Ben Mark Cherrington Papers
Ben Mark Cherrington (1885-1980) served as acting Chancellor of the University of Denver, Denver, Colorado from October 1943 to February 1946. He also served as Director of the University of Denver Graduate School of International Studies and as Chair of the Graduate School. He waa a founder and the first exceutive director for the board of the Social Science Foundation. Cherrington was also an author of the Charter of the United Nations, and a co-founder of the United Nations Educational Scientific and Cultural Organization (UNESCO).
His papers, spanning the years from 1911 to 1952, center around his efforts and those of the organizations he worked with to create social change and a world of consciousness through education. The papers include records produced during his work at the University of Denver, the YMCA, the Social Science Foundation, the League of Nations, the National Education Association, the U.S. Department of State, Division of Cultural Relations, the UN, UNESCO, the Carnegie Endowment for Peace, Rotary International and the Rotary Club of Denver, as well as those related to his personal life and education.
- Majority of material found in 1911-1952
- Cherrington, Ben Mark, 1885-1980 (Person)
31 Linear Feet (31 record boxes)
Scope and Contents
Biographical / Historical
Born in Gibbon, Nebraska on November 1, 1885, Benjamin Mark Cherrington was raised as a 'Son of the West' living in Council Bluffs, Iowa, as well as Lincoln, Nebraska and then Omaha, Nebraska. He attended Nebraska Wesleyan University for one year from 1904 to 1905. He placed a hold on continuing his education by accepting a position with the Young Men’s Christian Association (YMCA) in Adrian, Michigan from 1905 to 1907. But he resumed his education at the University of Nebraska, Lincoln until his graduation with a Bachelor of Arts in 1911. He continued his work experience in education as a high school teacher and coach in Omaha. Upon graduation, Cherrington continued to graduate school at the University of California, Berkeley until 1917. While there, he retained his relationship with the YMCA by acting as secretary for the state chapter. In 1919 he served as the Executive Secretary of the Denver Student chapter of the YMCA. On June 28, 1924 he married Edith Harper and raised two children, Anne Mary and Benjamin Mark, Jr. Cherrington earned five academic degrees: an A.B. from the University of Nebraska in 1911, an A.M. from the University of California in 1922, a Ph.D. from Columbia University in 1934, an L.L.D. from the University of Nebraska in 1934 and a Doctor of Public Service from the University of Denver in 1953.
During this time he also began his long term career with the University of Denver as an instructor in 1926. He was named Director of the University of Denver Graduate School of International Studies, Chair of the Graduate School. In 1943 he was appointed acting chancellor of the University while Chancellor Caleb Gates was fulfilling his military duties in World War II. Cherrington served in that post until February 1946. During his term of office as chancellor, he added the School of Speech, Department of Theatre, and the Hotel and Restaurant Management School to the University's programs. He taught at the University until 1951. Cherrington also founded the Social Science Foundation at the University and maintained his association with that organization until 1943.

_What you will do:_
1 > Reproduce the part of the Cherrington papers description starting with "His papers, spanning" and going on through "Mark, 1885-1980 (Person)".
2 > According to the Cherrington papers description, which degree did Cherrington earn from Columbia University, and in what year?
The items after this point come from a separate source.

(Source records)

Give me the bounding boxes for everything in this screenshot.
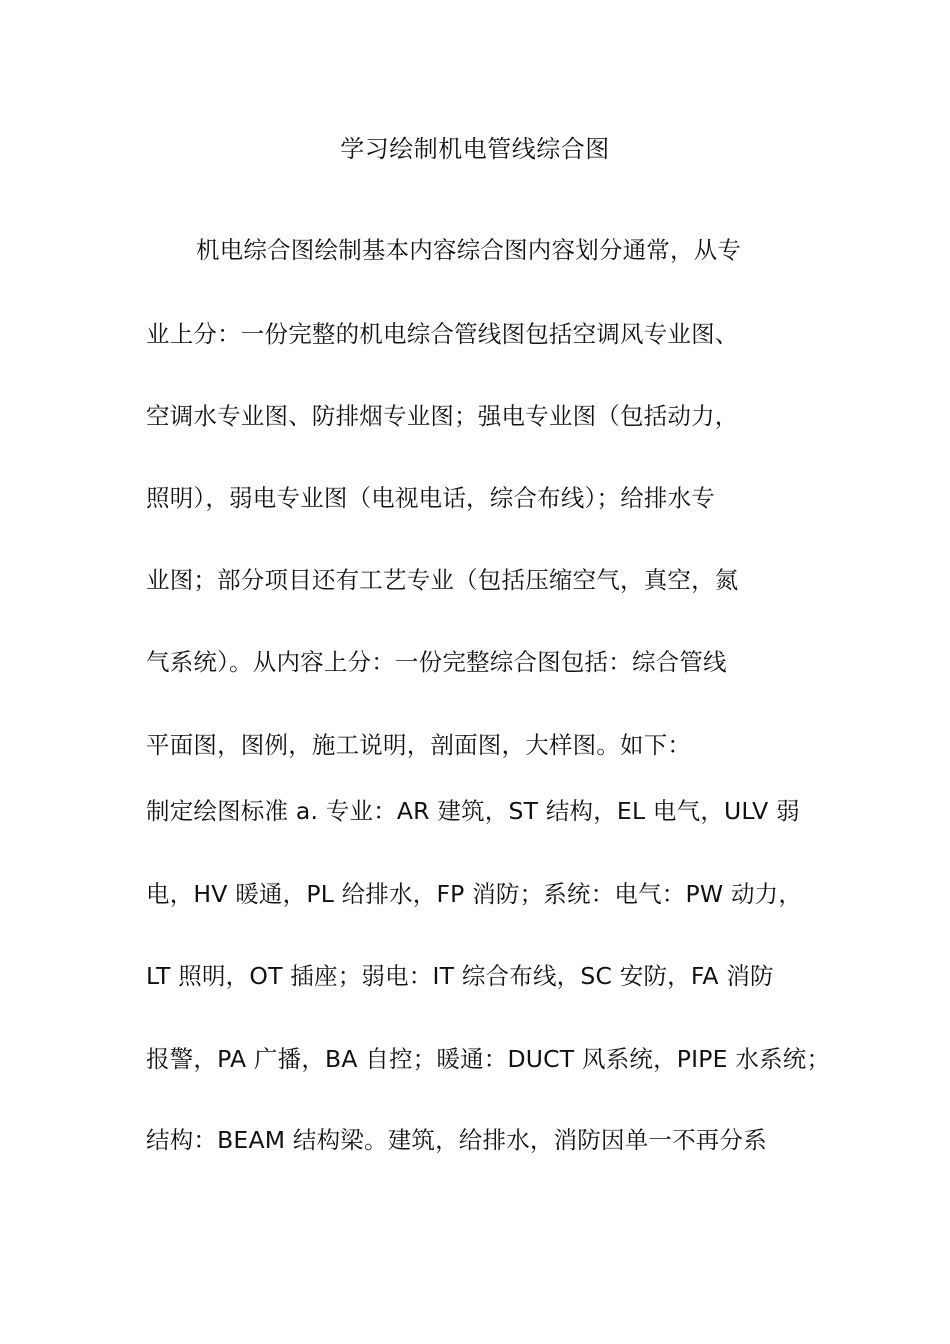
paragraph-line: 气系统）。从内容上分：一份完整综合图包括：综合管线	[146, 648, 727, 676]
paragraph-line: 业上分：一份完整的机电综合管线图包括空调风专业图、	[146, 320, 739, 348]
paragraph-line: 业图；部分项目还有工艺专业（包括压缩空气，真空，氮	[146, 566, 739, 594]
paragraph-line: 电，HV 暖通，PL 给排水，FP 消防；系统：电气：PW 动力，	[146, 880, 803, 908]
paragraph-line: 照明），弱电专业图（电视电话，综合布线）；给排水专	[146, 484, 715, 512]
paragraph-line: LT 照明，OT 插座；弱电：IT 综合布线，SC 安防，FA 消防	[146, 962, 774, 990]
paragraph-line: 制定绘图标准 a. 专业：AR 建筑，ST 结构，EL 电气，ULV 弱	[146, 797, 800, 825]
paragraph-line: 空调水专业图、防排烟专业图；强电专业图（包括动力，	[146, 402, 739, 430]
document-title: 学习绘制机电管线综合图	[340, 135, 610, 163]
paragraph-line: 机电综合图绘制基本内容综合图内容划分通常，从专	[196, 236, 742, 264]
paragraph-line: 结构：BEAM 结构梁。建筑，给排水，消防因单一不再分系	[146, 1126, 767, 1154]
paragraph-line: 平面图，图例，施工说明，剖面图，大样图。如下：	[146, 731, 692, 759]
paragraph-line: 报警，PA 广播，BA 自控；暖通：DUCT 风系统，PIPE 水系统；	[146, 1045, 831, 1073]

_Final answers:_
1 >
His papers, spanning the years from 1911 to 1952, center around his efforts and those of the organizations he worked with to create social change and a world of consciousness through education. The papers include records produced during his work at the University of Denver, the YMCA, the Social Science Foundation, the League of Nations, the National Education Association, the U.S. Department of State, Division of Cultural Relations, the UN, UNESCO, the Carnegie Endowment for Peace, Rotary International and the Rotary Club of Denver, as well as those related to his personal life and education.
- Majority of material found in 1911-1952
- Cherrington, Ben Mark, 1885-1980 (Person)

2 > A Ph.D., in 1934.